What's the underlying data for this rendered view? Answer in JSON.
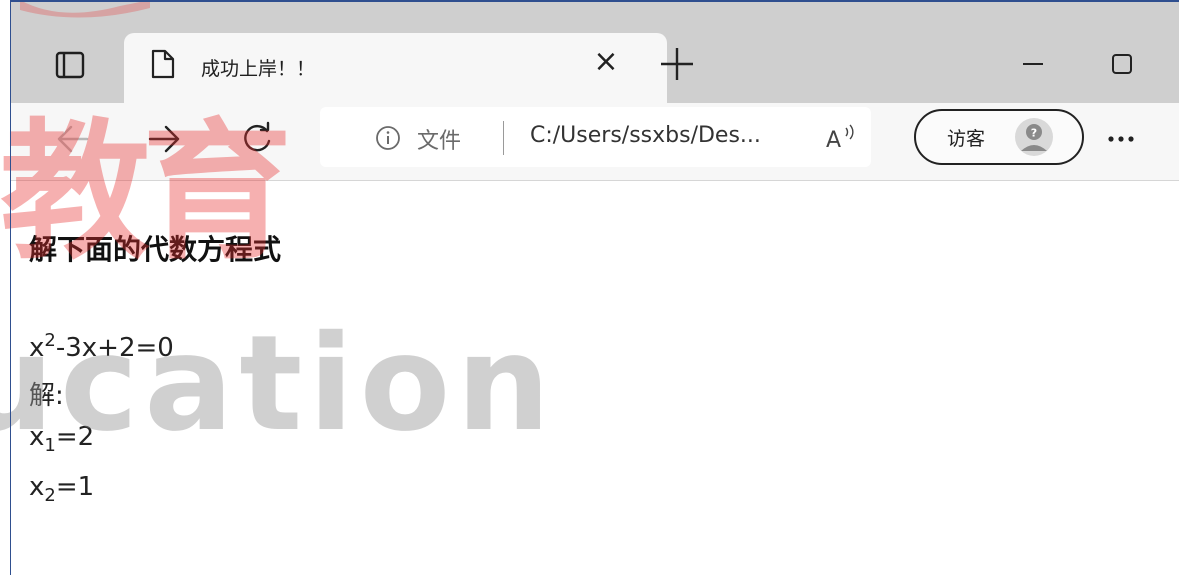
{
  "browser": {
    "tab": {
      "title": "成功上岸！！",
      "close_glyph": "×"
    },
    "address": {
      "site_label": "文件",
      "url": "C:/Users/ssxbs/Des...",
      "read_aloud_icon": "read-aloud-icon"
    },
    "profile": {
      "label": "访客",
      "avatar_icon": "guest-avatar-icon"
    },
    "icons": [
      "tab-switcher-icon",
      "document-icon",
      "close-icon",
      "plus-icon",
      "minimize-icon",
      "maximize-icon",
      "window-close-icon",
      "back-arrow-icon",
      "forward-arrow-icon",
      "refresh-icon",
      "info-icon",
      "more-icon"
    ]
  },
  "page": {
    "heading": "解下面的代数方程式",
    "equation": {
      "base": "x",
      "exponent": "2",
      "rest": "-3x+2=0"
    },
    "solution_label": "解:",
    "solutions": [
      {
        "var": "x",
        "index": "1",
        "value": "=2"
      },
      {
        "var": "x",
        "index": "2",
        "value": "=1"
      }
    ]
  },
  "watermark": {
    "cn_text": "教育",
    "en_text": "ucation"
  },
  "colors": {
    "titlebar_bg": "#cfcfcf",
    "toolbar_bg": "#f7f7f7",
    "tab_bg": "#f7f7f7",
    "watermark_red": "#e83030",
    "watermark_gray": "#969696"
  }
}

> [WHAT YOU NEED TO DO]
Go through the material above and print all of it exactly, except the pictures.

> [WRITTEN ANSWER]
What's the underlying data for this rendered view? Answer in JSON.
{
  "browser": {
    "tab": {
      "title": "成功上岸！！",
      "close_glyph": "×"
    },
    "address": {
      "site_label": "文件",
      "url": "C:/Users/ssxbs/Des...",
      "read_aloud_icon": "read-aloud-icon"
    },
    "profile": {
      "label": "访客",
      "avatar_icon": "guest-avatar-icon"
    },
    "icons": [
      "tab-switcher-icon",
      "document-icon",
      "close-icon",
      "plus-icon",
      "minimize-icon",
      "maximize-icon",
      "window-close-icon",
      "back-arrow-icon",
      "forward-arrow-icon",
      "refresh-icon",
      "info-icon",
      "more-icon"
    ]
  },
  "page": {
    "heading": "解下面的代数方程式",
    "equation": {
      "base": "x",
      "exponent": "2",
      "rest": "-3x+2=0"
    },
    "solution_label": "解:",
    "solutions": [
      {
        "var": "x",
        "index": "1",
        "value": "=2"
      },
      {
        "var": "x",
        "index": "2",
        "value": "=1"
      }
    ]
  },
  "watermark": {
    "cn_text": "教育",
    "en_text": "ucation"
  },
  "colors": {
    "titlebar_bg": "#cfcfcf",
    "toolbar_bg": "#f7f7f7",
    "tab_bg": "#f7f7f7",
    "watermark_red": "#e83030",
    "watermark_gray": "#969696"
  }
}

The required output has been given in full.